Exercise brief: Collect every line in the records below that contains the word "Varones".

Recorded information:
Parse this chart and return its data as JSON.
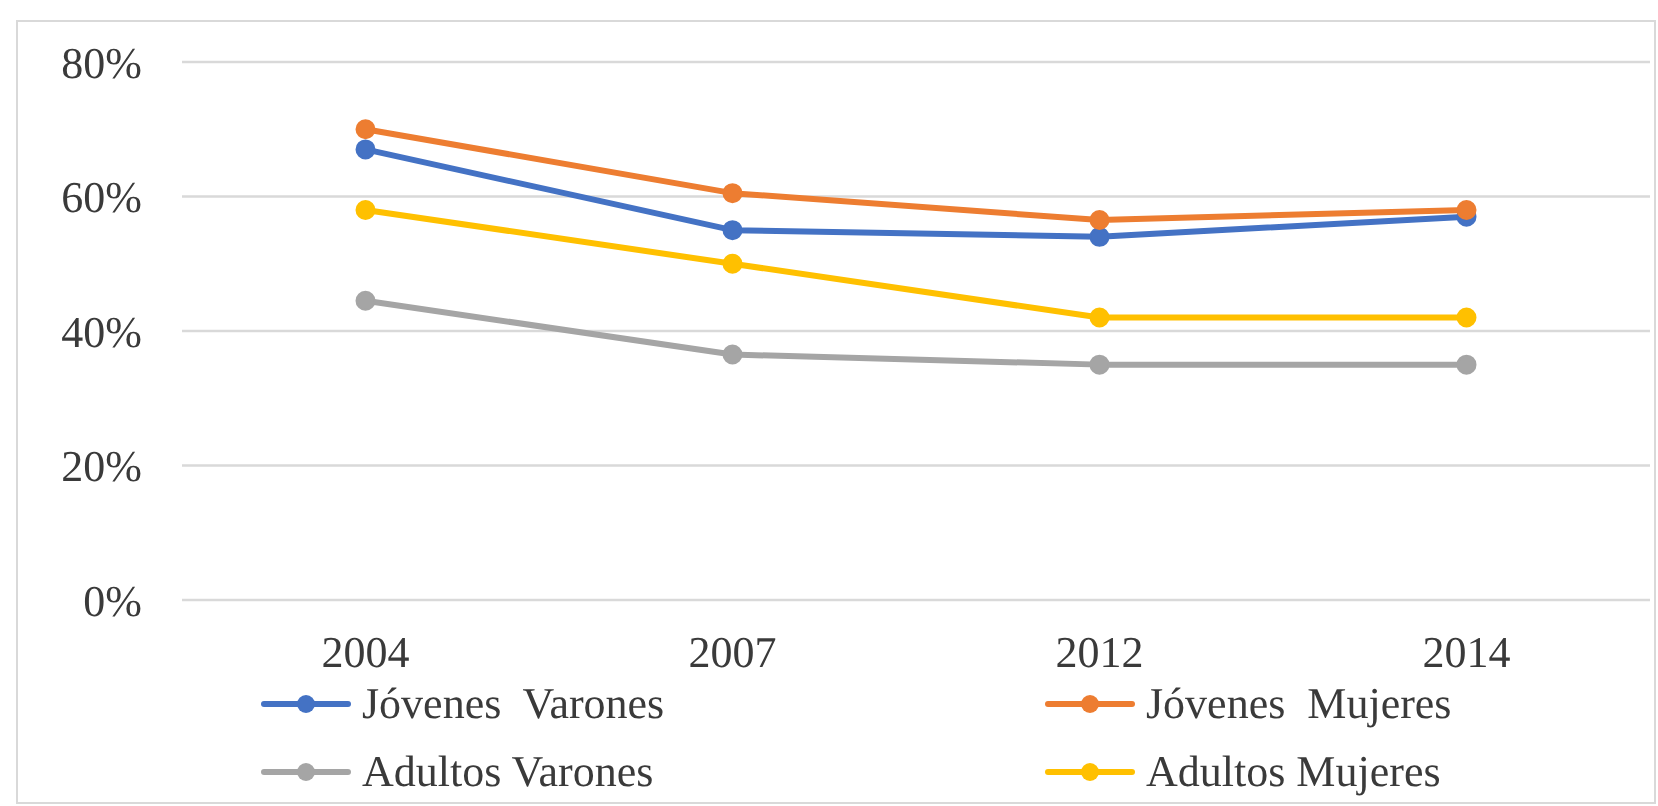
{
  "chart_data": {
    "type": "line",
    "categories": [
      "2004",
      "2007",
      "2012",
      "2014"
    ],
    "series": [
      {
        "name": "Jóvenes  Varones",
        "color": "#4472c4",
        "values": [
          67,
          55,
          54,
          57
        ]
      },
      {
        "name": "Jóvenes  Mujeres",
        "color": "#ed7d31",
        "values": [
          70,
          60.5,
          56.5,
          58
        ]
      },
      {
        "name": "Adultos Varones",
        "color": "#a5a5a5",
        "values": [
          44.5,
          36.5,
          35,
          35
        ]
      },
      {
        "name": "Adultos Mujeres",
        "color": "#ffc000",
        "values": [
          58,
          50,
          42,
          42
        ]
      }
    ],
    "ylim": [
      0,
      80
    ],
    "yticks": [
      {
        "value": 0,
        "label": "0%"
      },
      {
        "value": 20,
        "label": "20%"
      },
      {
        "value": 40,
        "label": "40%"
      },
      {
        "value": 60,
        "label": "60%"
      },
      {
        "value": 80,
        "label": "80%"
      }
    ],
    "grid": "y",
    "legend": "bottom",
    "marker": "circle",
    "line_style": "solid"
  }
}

---

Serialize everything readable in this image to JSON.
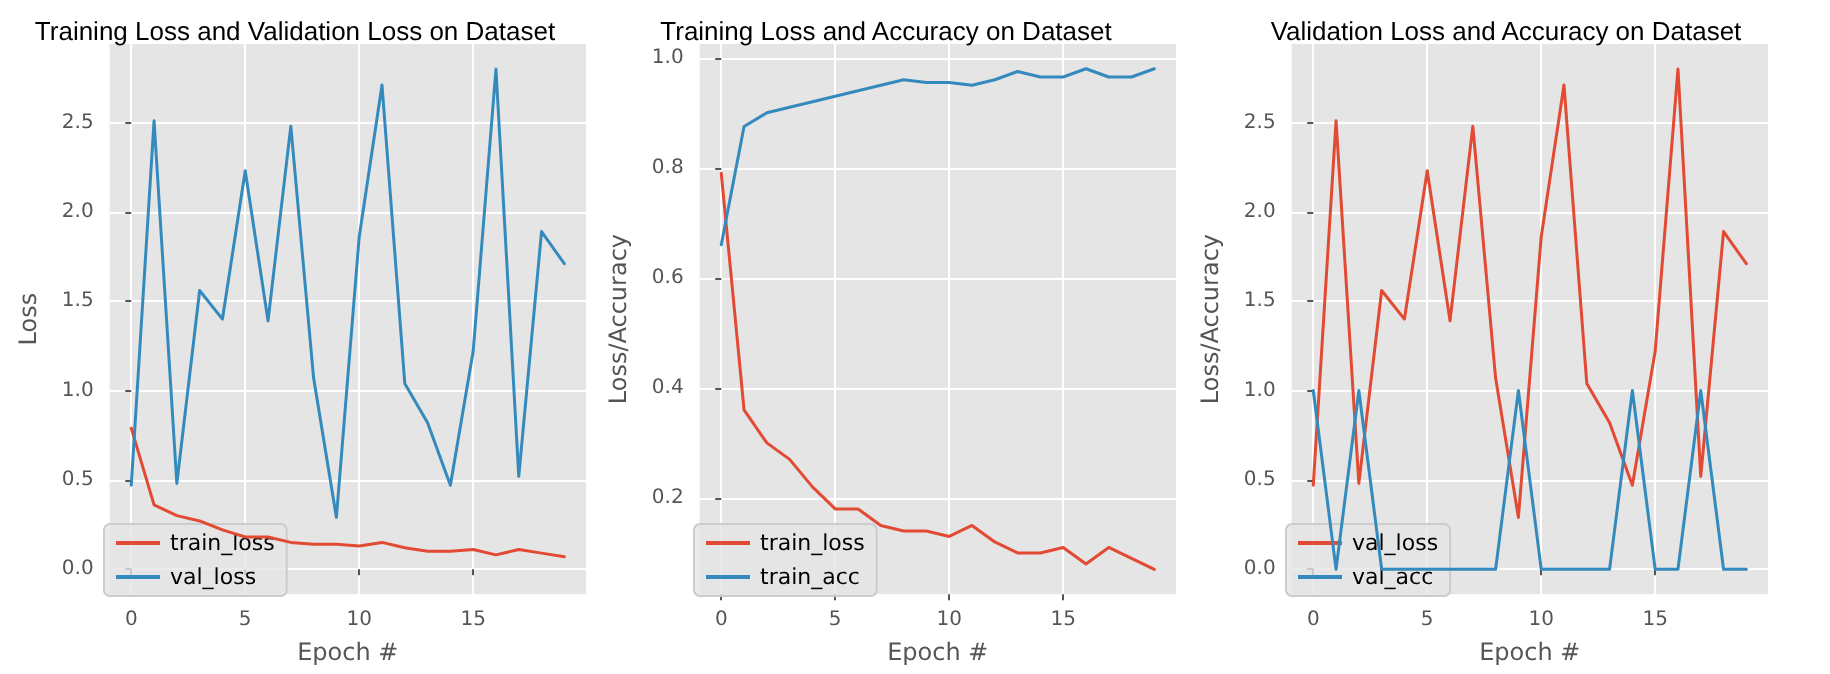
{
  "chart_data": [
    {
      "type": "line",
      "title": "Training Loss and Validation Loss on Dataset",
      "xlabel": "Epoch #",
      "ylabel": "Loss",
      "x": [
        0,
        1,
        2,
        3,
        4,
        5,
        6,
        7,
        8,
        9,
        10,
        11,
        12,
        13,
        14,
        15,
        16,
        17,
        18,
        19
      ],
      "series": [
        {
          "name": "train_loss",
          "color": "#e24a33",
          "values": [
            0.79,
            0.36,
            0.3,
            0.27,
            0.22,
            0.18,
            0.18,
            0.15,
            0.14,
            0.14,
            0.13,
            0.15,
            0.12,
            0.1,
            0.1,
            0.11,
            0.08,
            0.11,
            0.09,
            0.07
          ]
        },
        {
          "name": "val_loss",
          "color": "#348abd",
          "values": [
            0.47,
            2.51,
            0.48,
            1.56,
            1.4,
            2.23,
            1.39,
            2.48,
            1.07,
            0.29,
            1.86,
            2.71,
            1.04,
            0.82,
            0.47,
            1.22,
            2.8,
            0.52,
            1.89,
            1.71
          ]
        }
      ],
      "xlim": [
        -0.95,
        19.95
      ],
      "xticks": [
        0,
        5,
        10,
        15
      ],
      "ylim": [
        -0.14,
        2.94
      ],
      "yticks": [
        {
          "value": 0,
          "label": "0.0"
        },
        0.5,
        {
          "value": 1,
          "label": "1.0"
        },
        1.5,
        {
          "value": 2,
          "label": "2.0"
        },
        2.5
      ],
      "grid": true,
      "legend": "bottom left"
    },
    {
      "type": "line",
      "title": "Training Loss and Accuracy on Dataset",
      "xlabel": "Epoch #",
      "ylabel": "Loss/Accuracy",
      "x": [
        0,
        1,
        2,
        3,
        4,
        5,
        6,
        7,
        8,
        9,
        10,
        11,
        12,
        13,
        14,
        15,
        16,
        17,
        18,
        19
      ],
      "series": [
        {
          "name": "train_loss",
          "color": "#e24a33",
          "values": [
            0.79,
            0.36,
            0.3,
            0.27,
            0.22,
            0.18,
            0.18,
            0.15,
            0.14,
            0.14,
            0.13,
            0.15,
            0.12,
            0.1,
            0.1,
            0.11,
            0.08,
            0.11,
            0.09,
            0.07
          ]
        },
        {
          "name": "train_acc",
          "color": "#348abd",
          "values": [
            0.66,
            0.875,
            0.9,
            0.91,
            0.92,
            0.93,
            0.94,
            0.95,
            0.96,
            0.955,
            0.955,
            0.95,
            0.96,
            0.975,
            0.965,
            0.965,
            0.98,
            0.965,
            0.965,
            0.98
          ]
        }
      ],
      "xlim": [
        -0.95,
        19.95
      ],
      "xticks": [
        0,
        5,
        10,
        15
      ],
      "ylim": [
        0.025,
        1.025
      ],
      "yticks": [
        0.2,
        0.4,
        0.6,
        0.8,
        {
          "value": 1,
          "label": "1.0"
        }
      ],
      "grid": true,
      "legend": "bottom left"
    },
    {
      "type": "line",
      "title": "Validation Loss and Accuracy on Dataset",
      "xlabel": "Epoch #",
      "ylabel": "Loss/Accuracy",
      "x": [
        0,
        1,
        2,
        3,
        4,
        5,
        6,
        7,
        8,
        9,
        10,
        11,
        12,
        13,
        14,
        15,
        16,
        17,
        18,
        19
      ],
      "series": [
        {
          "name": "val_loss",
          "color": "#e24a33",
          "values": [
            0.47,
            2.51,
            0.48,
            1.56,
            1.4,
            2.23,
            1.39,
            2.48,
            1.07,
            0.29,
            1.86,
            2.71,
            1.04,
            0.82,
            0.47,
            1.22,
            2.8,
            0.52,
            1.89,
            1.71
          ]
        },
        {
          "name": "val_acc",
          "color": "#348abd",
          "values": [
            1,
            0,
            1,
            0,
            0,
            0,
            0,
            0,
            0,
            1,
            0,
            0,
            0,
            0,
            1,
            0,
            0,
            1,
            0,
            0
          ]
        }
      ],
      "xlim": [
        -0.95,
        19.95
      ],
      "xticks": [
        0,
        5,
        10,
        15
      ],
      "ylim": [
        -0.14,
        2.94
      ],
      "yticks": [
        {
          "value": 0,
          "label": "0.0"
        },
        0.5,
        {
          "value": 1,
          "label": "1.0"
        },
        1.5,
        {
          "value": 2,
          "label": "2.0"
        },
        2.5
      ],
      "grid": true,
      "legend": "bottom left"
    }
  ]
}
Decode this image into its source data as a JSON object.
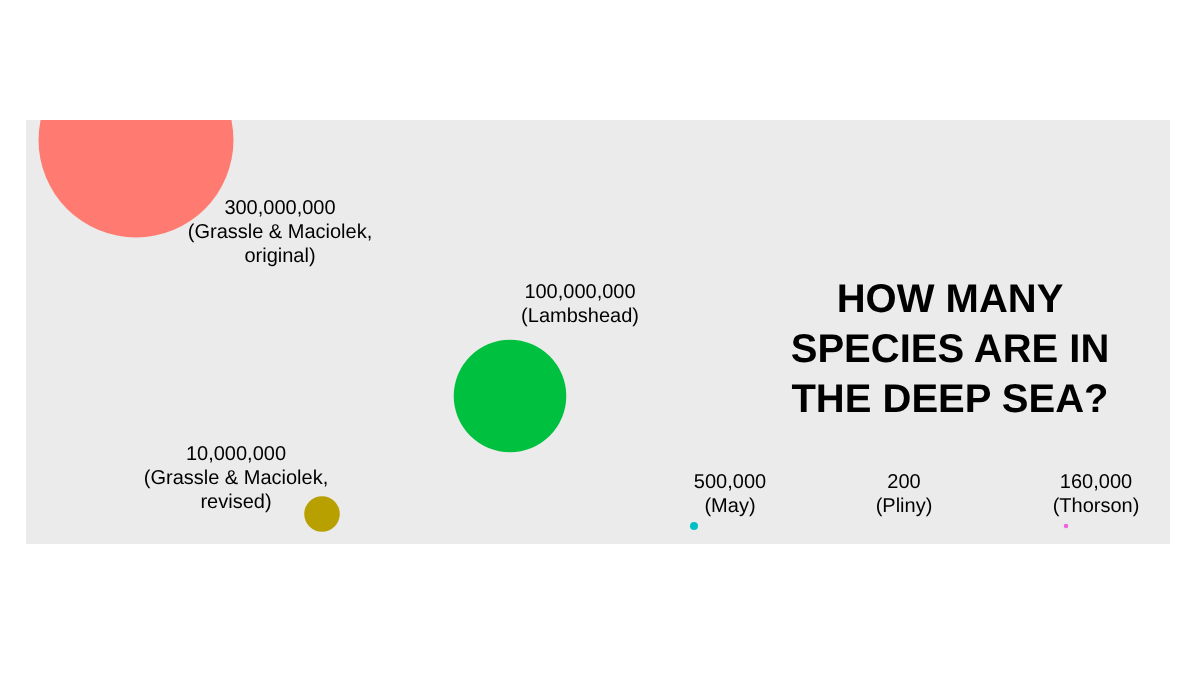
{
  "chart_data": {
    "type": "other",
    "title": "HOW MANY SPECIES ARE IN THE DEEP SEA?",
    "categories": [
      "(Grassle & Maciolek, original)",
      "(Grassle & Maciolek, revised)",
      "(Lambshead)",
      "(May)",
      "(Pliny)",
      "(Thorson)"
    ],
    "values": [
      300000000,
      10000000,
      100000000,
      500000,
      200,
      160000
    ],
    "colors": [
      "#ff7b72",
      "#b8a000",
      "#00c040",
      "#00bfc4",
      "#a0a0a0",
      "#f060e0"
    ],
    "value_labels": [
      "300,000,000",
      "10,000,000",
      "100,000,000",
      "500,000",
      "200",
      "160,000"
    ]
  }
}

Exercise response:
        "name": "Jóvenes  Varones",
        "name": "Adultos Varones",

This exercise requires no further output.